— Stated task —
Isolate every line in the records below with "тиснения" in it.

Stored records
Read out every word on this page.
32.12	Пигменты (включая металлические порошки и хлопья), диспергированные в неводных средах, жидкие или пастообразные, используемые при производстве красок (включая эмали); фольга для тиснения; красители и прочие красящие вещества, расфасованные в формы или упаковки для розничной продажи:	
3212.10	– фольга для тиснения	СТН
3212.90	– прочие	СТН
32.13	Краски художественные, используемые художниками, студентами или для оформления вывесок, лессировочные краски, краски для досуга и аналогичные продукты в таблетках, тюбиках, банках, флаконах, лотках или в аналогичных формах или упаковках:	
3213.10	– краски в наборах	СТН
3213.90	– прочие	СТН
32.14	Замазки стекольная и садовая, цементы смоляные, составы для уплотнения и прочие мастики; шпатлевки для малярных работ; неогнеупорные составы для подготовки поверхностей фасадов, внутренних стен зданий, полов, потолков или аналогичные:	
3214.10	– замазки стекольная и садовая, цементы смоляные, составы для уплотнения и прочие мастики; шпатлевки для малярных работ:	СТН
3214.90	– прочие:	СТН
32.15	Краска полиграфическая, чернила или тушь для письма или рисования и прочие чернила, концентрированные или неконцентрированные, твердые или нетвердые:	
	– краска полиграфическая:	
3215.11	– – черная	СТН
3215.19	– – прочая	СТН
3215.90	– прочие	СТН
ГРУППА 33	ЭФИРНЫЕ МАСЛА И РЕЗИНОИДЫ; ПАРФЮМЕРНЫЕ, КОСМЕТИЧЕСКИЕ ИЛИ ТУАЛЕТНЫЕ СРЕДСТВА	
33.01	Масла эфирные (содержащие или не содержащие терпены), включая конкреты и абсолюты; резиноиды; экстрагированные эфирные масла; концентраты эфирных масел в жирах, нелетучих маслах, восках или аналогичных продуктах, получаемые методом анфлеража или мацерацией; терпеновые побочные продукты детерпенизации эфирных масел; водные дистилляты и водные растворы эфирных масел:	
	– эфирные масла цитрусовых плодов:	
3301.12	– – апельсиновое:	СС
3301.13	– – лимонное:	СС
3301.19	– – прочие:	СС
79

— Task response —
32.12	Пигменты (включая металлические порошки и хлопья), диспергированные в неводных средах, жидкие или пастообразные, используемые при производстве красок (включая эмали); фольга для тиснения; красители и прочие красящие вещества, расфасованные в формы или упаковки для розничной продажи:	
3212.10	– фольга для тиснения	СТН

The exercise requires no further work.